À nuancer - La France a effectivement baissé ses émissions de gaz à effet de serre de 5,8% en 2023 d'après les mesures du CITEPA (organisme indépendant). Toutefois, au-delà des mesures de transition initiées par le gouvernement, ces résultats s’expliquent pour un tiers par des raisons conjoncturelles (hausse des prix de l’énergie, inflation, et températures hivernales douces d’où une baisse de la consommation de chauffage) (source : Haut conseil pour le climat).
Gabriel Attal (Ensemble) affirme que le budget du Ministère de la Transition Ecologique a augmenté de 8 milliards d’euros entre 2023 et 2024.
À nuancer - Le projet de loi de Finances 2024 accorde une hausse de 7 milliards du budget alloué à la planification écologique (source : Ministère de l’Economie). Cependant, lors des coupes budgétaires initiées par le Ministère de l’économie en début d’année, 2,4 milliards d’euros, soit 9% de ce budget, a été supprimé. (source : FranceInfo).
Jordan Bardella (RN) a justifié la suppression de l’interdiction de vente des véhicules thermiques neufs à horizon 2035 par le prix des véhicules électriques, qui empêcherait les classes populaires d’y accéder.

» **Entrées listées**:
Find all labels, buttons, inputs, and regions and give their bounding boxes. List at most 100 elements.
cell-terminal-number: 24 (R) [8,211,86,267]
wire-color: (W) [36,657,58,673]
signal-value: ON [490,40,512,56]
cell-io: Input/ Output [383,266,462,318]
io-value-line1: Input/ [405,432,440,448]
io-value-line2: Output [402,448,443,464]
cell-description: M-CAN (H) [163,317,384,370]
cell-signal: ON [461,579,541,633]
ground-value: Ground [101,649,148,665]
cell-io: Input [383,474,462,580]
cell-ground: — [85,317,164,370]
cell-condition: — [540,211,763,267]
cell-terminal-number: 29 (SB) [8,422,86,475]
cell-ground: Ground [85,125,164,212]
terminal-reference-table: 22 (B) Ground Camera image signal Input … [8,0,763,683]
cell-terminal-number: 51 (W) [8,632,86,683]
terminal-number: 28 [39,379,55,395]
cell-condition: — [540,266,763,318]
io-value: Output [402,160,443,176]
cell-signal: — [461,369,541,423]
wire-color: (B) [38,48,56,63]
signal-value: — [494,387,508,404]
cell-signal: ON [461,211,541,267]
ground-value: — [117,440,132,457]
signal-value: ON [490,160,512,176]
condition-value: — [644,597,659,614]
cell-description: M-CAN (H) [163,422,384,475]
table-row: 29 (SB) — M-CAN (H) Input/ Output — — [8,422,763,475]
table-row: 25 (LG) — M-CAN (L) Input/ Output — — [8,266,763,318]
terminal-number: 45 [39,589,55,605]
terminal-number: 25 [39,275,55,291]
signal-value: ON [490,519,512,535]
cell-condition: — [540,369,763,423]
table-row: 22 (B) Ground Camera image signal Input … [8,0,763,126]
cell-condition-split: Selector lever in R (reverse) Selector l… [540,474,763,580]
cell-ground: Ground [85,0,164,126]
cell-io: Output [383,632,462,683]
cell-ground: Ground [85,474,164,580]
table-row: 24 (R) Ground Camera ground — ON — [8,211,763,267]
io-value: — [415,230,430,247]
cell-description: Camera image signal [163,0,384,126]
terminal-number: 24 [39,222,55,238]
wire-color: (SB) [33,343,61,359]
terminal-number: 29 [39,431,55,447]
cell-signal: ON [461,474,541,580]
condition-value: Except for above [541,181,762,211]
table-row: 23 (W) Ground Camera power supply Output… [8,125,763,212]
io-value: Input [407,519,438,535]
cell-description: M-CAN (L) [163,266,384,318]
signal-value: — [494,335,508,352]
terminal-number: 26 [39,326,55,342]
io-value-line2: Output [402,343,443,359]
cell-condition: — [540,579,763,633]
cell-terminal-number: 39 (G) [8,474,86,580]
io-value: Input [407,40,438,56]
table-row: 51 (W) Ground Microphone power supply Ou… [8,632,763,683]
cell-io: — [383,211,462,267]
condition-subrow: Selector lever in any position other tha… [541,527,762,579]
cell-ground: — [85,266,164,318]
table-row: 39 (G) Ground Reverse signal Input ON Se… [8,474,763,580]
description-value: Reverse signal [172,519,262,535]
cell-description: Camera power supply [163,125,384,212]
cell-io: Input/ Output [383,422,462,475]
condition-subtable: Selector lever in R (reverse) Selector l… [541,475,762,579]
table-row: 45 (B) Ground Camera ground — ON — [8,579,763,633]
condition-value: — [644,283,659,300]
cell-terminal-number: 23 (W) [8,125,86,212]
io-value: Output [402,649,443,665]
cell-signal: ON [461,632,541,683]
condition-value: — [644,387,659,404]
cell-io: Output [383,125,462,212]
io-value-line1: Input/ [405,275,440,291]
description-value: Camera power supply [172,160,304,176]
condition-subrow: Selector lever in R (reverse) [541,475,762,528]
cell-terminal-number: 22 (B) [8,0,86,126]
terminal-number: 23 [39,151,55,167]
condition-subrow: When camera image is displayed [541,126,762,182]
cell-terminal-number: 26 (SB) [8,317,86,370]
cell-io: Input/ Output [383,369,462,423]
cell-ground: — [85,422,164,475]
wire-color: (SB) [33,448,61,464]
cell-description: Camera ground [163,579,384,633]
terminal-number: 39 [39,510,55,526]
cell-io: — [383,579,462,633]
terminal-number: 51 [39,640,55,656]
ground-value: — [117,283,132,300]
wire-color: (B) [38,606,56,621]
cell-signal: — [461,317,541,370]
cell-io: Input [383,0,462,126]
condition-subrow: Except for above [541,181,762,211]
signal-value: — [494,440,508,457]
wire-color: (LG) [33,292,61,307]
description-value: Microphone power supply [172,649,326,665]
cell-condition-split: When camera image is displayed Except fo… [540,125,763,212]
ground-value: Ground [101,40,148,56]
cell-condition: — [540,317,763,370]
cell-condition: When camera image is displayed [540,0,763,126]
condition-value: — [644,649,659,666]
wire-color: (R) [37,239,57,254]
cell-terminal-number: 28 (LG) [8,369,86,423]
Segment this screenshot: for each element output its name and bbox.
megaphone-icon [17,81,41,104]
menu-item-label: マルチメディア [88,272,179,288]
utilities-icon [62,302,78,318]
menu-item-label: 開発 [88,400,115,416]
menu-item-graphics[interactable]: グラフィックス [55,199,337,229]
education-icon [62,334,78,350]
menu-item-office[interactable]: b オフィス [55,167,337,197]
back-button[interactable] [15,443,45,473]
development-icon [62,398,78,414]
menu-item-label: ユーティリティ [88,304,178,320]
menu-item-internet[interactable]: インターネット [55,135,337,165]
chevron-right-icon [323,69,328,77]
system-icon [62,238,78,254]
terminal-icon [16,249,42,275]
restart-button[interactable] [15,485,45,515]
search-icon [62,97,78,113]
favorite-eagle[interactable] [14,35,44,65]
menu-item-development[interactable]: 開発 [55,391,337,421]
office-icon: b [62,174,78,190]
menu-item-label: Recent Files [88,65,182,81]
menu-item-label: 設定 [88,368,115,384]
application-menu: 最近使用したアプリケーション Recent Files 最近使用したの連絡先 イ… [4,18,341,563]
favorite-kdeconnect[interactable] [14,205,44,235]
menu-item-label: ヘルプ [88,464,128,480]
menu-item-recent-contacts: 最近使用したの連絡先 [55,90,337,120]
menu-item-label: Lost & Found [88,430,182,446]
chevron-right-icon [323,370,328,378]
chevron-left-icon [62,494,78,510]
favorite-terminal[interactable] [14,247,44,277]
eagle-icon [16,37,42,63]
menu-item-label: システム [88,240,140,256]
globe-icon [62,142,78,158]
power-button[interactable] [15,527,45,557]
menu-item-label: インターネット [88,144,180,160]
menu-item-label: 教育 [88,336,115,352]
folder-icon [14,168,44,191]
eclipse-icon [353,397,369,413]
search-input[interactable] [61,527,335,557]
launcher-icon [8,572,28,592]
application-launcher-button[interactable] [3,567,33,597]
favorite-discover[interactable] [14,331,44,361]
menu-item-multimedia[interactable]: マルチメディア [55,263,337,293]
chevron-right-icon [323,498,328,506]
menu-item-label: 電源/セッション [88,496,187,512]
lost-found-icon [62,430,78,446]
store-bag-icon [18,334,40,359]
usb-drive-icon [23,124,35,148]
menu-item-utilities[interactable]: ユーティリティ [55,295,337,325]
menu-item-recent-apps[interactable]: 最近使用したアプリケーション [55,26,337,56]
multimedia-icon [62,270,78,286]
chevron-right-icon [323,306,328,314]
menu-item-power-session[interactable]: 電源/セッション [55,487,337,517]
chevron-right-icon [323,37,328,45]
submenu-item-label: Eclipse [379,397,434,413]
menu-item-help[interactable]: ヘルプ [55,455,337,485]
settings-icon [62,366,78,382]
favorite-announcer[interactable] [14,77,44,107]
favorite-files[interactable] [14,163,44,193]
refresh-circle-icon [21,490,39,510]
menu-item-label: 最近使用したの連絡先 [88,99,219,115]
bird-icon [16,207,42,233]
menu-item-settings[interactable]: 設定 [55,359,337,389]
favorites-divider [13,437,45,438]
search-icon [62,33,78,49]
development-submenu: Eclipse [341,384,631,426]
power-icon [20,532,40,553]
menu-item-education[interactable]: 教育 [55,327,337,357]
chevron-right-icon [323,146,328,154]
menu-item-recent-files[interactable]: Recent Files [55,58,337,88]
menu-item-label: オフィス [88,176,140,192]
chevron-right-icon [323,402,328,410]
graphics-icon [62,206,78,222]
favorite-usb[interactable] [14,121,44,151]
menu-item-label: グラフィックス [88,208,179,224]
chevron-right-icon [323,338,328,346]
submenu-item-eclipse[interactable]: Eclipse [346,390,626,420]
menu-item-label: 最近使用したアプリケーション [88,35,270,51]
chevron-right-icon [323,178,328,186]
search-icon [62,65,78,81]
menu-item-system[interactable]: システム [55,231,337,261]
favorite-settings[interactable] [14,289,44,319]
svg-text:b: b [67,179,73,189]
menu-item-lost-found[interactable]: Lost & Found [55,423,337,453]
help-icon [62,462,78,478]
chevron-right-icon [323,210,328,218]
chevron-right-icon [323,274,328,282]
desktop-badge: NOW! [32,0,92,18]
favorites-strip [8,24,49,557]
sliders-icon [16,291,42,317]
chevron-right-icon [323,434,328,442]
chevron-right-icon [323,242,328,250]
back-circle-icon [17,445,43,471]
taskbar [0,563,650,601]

» **Consigne A**: D'après le texte sur la politique climatique, quelles sont les raisons conjoncturelles qui expliquent en partie la baisse des émissions en 2023 ? Donnez-les toutes.
» **Consigne B**: Prolongez le texte sur la politique climatique à partir de sa dernière phrase.
Les entrées ne servent à rien ici.

» **Réponse attendue A**: La hausse des prix de l'énergie, l'inflation et des températures hivernales douces, qui ont fait baisser la consommation de chauffage.

» **Réponse attendue B**:
Faux - Les voitures neuves sont chères et de plus en plus chères, qu'elles soient thermiques ou électriques. Le prix moyen des véhicules neufs, thermiques ou électriques, a augmenté de 7% en 2023 pour atteindre 35 601 € pour les véhicules électriques et 28 268 € pour les moteurs essence. (source : Intelligence Auto - Mai 2024).
En règle générale, les Français achètent à 85 % sur le marché de l'occasion, et à 15 % sur le marché du neuf (source : Ministère de la Transition Écologique) : utiliser l’augmentation des prix du neuf pour décrier l’électrique revient à masquer une tendance qui existe dans le secteur automobile dans son ensemble, et constitue donc un argument fallacieux.
Jordan Bardella (RN) a affirmé que le coût de réparation d’un véhicule électrique était 30% supérieur au coût de réparation d’un véhicule thermique.
Faux - Le coût de réparation d’un véhicule électrique varie entre 15 et 20% supplémentaires pour un véhicule thermique équivalent. Le nombre d’heures facturées est lui très similaire (source : SRA - Sécurité et Réparation Automobile).
Jordan Bardella (RN) a affirmé que les industriels avaient tiré la sonnette d’alarme pour arrêter l’interdiction de la vente des véhicules thermiques neufs prévus pour 2035.
Faux - Les grands industriels ont engagé des investissements massifs pour orienter leurs productions vers le tout électrique en 2035. Ils se prononcent pour la cohérence de la trajectoire pour poursuivre leur cap. (source : déclaration de Carlos Tavarez, PDG Stellantis).
Jordan Bardella (RN) a affirmé que « 25% du temps, les éoliennes tournent à vide donc l’énergie ne se stocke pas et c’est une énergie qu’on est contraint de brader ».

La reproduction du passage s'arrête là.